| Requirements |
Rewrite these lines as a numbered list, skipping blank lines and leaving out the pictures.

[Collection entries]

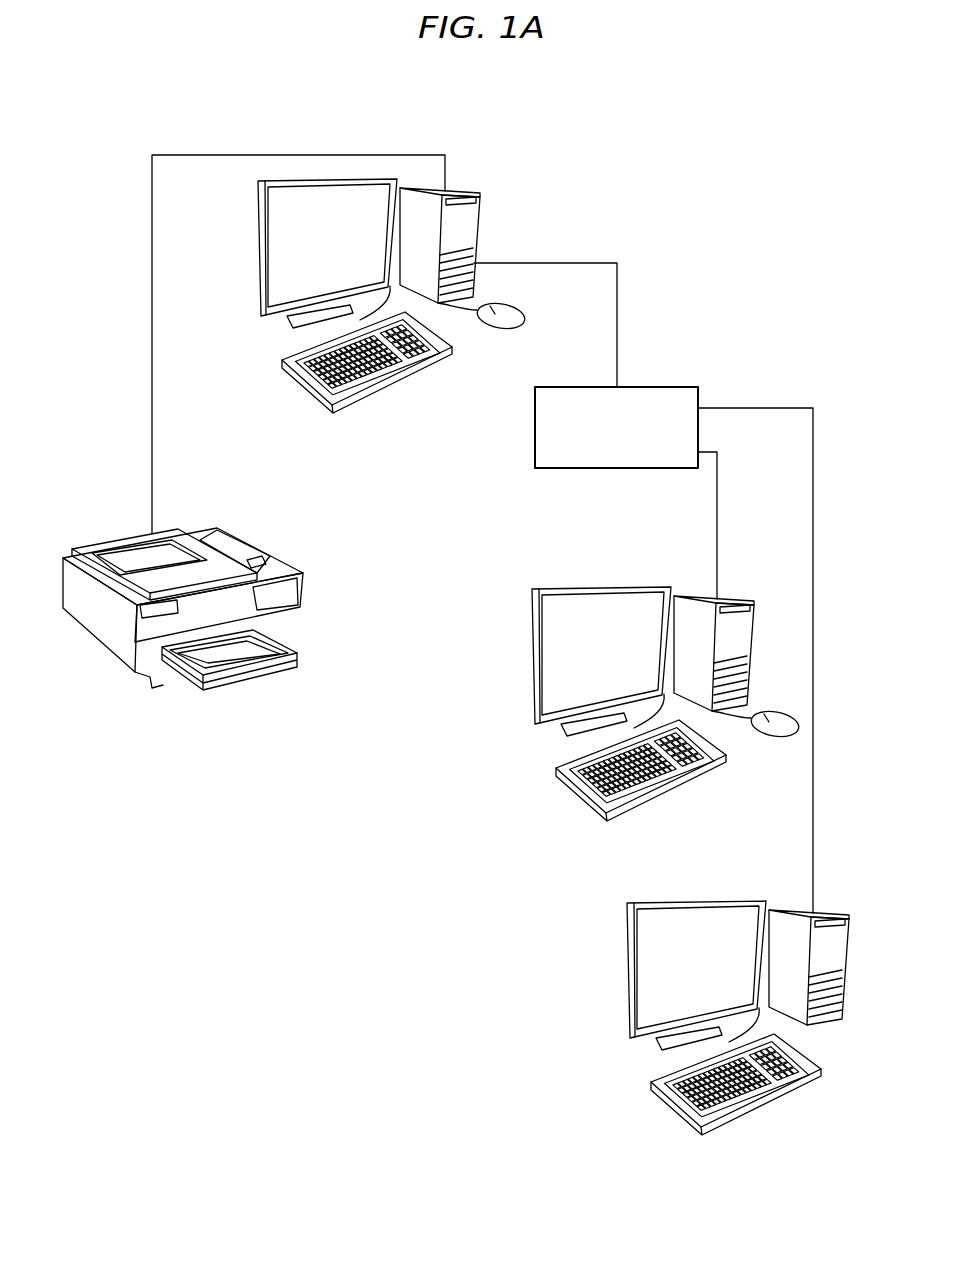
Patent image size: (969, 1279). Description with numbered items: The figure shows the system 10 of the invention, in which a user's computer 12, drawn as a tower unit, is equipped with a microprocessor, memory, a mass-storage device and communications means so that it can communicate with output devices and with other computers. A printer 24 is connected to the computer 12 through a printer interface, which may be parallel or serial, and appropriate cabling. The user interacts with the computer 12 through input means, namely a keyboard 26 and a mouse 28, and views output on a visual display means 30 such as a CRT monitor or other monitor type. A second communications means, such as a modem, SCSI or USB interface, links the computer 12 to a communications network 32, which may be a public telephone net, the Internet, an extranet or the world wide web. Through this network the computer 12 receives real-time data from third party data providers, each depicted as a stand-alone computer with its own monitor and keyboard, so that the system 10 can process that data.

The system 10 is at (118, 146).
The computer 12 is at (481, 210).
The printer 24 is at (253, 545).
The keyboard 26 is at (305, 390).
The mouse 28 is at (498, 337).
The visual display means 30 is at (256, 253).
The communications network 32 is at (535, 442).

| Result of the exercise |
1. Patent image size: (969, 1279). Description with numbered items: The figure shows the system 10 of the invention, in which a user's computer 12, drawn as a tower unit, is equipped with a microprocessor, memory, a mass-storage device and communications means so that it can communicate with output devices and with other computers. A printer 24 is connected to the computer 12 through a printer interface, which may be parallel or serial, and appropriate cabling. The user interacts with the computer 12 through input means, namely a keyboard 26 and a mouse 28, and views output on a visual display means 30 such as a CRT monitor or other monitor type. A second communications means, such as a modem, SCSI or USB interface, links the computer 12 to a communications network 32, which may be a public telephone net, the Internet, an extranet or the world wide web. Through this network the computer 12 receives real-time data from third party data providers, each depicted as a stand-alone computer with its own monitor and keyboard, so that the system 10 can process that data.
2. The system 10 is at (118, 146).
3. The computer 12 is at (481, 210).
4. The printer 24 is at (253, 545).
5. The keyboard 26 is at (305, 390).
6. The mouse 28 is at (498, 337).
7. The visual display means 30 is at (256, 253).
8. The communications network 32 is at (535, 442).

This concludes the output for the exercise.